§ **YOUR OBJECTIVE**: Can you copy out each of the entries below exactly as they appear, line for line?

<<<<

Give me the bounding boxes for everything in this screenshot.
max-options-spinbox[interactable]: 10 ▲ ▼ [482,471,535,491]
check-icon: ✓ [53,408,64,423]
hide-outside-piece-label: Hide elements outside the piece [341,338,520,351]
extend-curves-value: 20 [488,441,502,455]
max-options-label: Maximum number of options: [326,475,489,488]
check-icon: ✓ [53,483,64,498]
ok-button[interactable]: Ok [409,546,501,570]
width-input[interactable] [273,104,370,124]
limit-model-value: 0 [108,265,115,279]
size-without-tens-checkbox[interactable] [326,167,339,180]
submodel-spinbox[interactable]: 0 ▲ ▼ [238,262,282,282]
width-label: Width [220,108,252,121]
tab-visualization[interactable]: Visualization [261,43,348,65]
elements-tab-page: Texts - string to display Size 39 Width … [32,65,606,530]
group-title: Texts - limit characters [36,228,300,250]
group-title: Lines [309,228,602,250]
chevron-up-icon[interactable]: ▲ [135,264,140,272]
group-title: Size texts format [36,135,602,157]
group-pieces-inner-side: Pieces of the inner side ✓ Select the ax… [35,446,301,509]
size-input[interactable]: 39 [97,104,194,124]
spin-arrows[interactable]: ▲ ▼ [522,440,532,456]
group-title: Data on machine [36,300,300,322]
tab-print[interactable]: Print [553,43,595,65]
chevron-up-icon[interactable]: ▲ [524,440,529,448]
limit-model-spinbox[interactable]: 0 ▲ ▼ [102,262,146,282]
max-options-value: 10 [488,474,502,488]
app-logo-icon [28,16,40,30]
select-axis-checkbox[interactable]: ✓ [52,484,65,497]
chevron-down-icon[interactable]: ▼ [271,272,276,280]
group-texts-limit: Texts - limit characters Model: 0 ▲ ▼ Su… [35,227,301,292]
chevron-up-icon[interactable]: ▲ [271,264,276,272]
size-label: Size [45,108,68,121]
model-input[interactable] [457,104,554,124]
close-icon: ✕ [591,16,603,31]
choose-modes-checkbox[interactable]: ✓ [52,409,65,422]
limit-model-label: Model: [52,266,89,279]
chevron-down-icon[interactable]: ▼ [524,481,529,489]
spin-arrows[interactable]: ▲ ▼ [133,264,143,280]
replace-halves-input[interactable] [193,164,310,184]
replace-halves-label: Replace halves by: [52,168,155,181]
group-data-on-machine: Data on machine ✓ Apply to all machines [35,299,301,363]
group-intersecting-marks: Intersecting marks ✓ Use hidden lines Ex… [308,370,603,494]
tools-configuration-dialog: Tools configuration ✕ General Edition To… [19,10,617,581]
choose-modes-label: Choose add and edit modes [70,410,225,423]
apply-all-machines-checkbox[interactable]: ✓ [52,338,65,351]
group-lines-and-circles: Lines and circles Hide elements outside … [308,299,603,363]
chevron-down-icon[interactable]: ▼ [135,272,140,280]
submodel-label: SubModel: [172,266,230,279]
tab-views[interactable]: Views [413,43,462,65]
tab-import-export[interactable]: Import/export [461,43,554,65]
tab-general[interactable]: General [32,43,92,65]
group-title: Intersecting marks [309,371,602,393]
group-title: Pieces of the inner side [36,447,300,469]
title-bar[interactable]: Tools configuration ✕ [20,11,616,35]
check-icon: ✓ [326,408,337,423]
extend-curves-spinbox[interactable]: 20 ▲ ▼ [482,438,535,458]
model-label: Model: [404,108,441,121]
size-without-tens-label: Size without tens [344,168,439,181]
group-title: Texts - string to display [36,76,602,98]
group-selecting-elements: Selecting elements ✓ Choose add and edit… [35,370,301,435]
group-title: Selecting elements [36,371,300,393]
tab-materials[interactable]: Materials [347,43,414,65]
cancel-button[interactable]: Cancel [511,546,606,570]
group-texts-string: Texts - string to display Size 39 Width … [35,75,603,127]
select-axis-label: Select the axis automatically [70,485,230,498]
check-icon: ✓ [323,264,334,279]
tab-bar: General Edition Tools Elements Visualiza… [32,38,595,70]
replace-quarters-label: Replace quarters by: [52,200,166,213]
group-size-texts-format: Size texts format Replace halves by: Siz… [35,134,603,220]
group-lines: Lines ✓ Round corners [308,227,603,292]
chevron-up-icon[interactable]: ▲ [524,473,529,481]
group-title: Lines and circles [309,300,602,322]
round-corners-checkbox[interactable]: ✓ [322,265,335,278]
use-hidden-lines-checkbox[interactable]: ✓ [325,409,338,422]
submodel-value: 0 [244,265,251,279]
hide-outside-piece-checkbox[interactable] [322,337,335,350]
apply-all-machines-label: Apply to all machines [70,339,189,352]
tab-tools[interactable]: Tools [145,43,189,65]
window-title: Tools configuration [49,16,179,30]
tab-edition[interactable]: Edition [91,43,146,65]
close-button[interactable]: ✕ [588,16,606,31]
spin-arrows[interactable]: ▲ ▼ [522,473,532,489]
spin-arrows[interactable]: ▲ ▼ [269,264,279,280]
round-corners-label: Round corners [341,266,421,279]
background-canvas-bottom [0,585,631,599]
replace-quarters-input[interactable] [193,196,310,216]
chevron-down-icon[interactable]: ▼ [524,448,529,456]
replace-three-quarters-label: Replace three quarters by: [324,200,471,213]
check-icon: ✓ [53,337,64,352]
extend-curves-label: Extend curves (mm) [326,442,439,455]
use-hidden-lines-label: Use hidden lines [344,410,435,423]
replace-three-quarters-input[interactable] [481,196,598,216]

>>>>

§ **RESULT BELOW**:
Give me the bounding boxes for everything in this screenshot.
max-options-spinbox[interactable]: 10 ▲ ▼ [482,471,535,491]
check-icon: ✓ [53,408,64,423]
hide-outside-piece-label: Hide elements outside the piece [341,338,520,351]
extend-curves-value: 20 [488,441,502,455]
max-options-label: Maximum number of options: [326,475,489,488]
check-icon: ✓ [53,483,64,498]
ok-button[interactable]: Ok [409,546,501,570]
width-input[interactable] [273,104,370,124]
limit-model-value: 0 [108,265,115,279]
size-without-tens-checkbox[interactable] [326,167,339,180]
submodel-spinbox[interactable]: 0 ▲ ▼ [238,262,282,282]
width-label: Width [220,108,252,121]
tab-visualization[interactable]: Visualization [261,43,348,65]
elements-tab-page: Texts - string to display Size 39 Width … [32,65,606,530]
group-title: Texts - limit characters [36,228,300,250]
group-title: Lines [309,228,602,250]
chevron-up-icon[interactable]: ▲ [135,264,140,272]
group-title: Size texts format [36,135,602,157]
group-pieces-inner-side: Pieces of the inner side ✓ Select the ax… [35,446,301,509]
size-input[interactable]: 39 [97,104,194,124]
spin-arrows[interactable]: ▲ ▼ [522,440,532,456]
group-title: Data on machine [36,300,300,322]
tab-print[interactable]: Print [553,43,595,65]
chevron-up-icon[interactable]: ▲ [524,440,529,448]
limit-model-spinbox[interactable]: 0 ▲ ▼ [102,262,146,282]
max-options-value: 10 [488,474,502,488]
app-logo-icon [28,16,40,30]
select-axis-checkbox[interactable]: ✓ [52,484,65,497]
chevron-down-icon[interactable]: ▼ [271,272,276,280]
group-texts-limit: Texts - limit characters Model: 0 ▲ ▼ Su… [35,227,301,292]
chevron-up-icon[interactable]: ▲ [271,264,276,272]
size-label: Size [45,108,68,121]
model-input[interactable] [457,104,554,124]
close-icon: ✕ [591,16,603,31]
choose-modes-checkbox[interactable]: ✓ [52,409,65,422]
limit-model-label: Model: [52,266,89,279]
chevron-down-icon[interactable]: ▼ [524,481,529,489]
spin-arrows[interactable]: ▲ ▼ [133,264,143,280]
replace-halves-input[interactable] [193,164,310,184]
replace-halves-label: Replace halves by: [52,168,155,181]
group-data-on-machine: Data on machine ✓ Apply to all machines [35,299,301,363]
group-intersecting-marks: Intersecting marks ✓ Use hidden lines Ex… [308,370,603,494]
tools-configuration-dialog: Tools configuration ✕ General Edition To… [19,10,617,581]
choose-modes-label: Choose add and edit modes [70,410,225,423]
apply-all-machines-checkbox[interactable]: ✓ [52,338,65,351]
group-lines-and-circles: Lines and circles Hide elements outside … [308,299,603,363]
chevron-down-icon[interactable]: ▼ [135,272,140,280]
submodel-label: SubModel: [172,266,230,279]
tab-views[interactable]: Views [413,43,462,65]
tab-import-export[interactable]: Import/export [461,43,554,65]
tab-general[interactable]: General [32,43,92,65]
group-title: Intersecting marks [309,371,602,393]
group-title: Pieces of the inner side [36,447,300,469]
title-bar[interactable]: Tools configuration ✕ [20,11,616,35]
check-icon: ✓ [326,408,337,423]
extend-curves-spinbox[interactable]: 20 ▲ ▼ [482,438,535,458]
model-label: Model: [404,108,441,121]
size-without-tens-label: Size without tens [344,168,439,181]
group-title: Texts - string to display [36,76,602,98]
group-selecting-elements: Selecting elements ✓ Choose add and edit… [35,370,301,435]
group-title: Selecting elements [36,371,300,393]
tab-materials[interactable]: Materials [347,43,414,65]
cancel-button[interactable]: Cancel [511,546,606,570]
group-texts-string: Texts - string to display Size 39 Width … [35,75,603,127]
select-axis-label: Select the axis automatically [70,485,230,498]
check-icon: ✓ [323,264,334,279]
tab-bar: General Edition Tools Elements Visualiza… [32,38,595,70]
replace-quarters-label: Replace quarters by: [52,200,166,213]
group-size-texts-format: Size texts format Replace halves by: Siz… [35,134,603,220]
group-lines: Lines ✓ Round corners [308,227,603,292]
chevron-up-icon[interactable]: ▲ [524,473,529,481]
group-title: Lines and circles [309,300,602,322]
round-corners-checkbox[interactable]: ✓ [322,265,335,278]
use-hidden-lines-checkbox[interactable]: ✓ [325,409,338,422]
submodel-value: 0 [244,265,251,279]
hide-outside-piece-checkbox[interactable] [322,337,335,350]
apply-all-machines-label: Apply to all machines [70,339,189,352]
tab-tools[interactable]: Tools [145,43,189,65]
window-title: Tools configuration [49,16,179,30]
tab-edition[interactable]: Edition [91,43,146,65]
close-button[interactable]: ✕ [588,16,606,31]
spin-arrows[interactable]: ▲ ▼ [522,473,532,489]
spin-arrows[interactable]: ▲ ▼ [269,264,279,280]
round-corners-label: Round corners [341,266,421,279]
background-canvas-bottom [0,585,631,599]
replace-quarters-input[interactable] [193,196,310,216]
chevron-down-icon[interactable]: ▼ [524,448,529,456]
replace-three-quarters-label: Replace three quarters by: [324,200,471,213]
check-icon: ✓ [53,337,64,352]
extend-curves-label: Extend curves (mm) [326,442,439,455]
use-hidden-lines-label: Use hidden lines [344,410,435,423]
replace-three-quarters-input[interactable] [481,196,598,216]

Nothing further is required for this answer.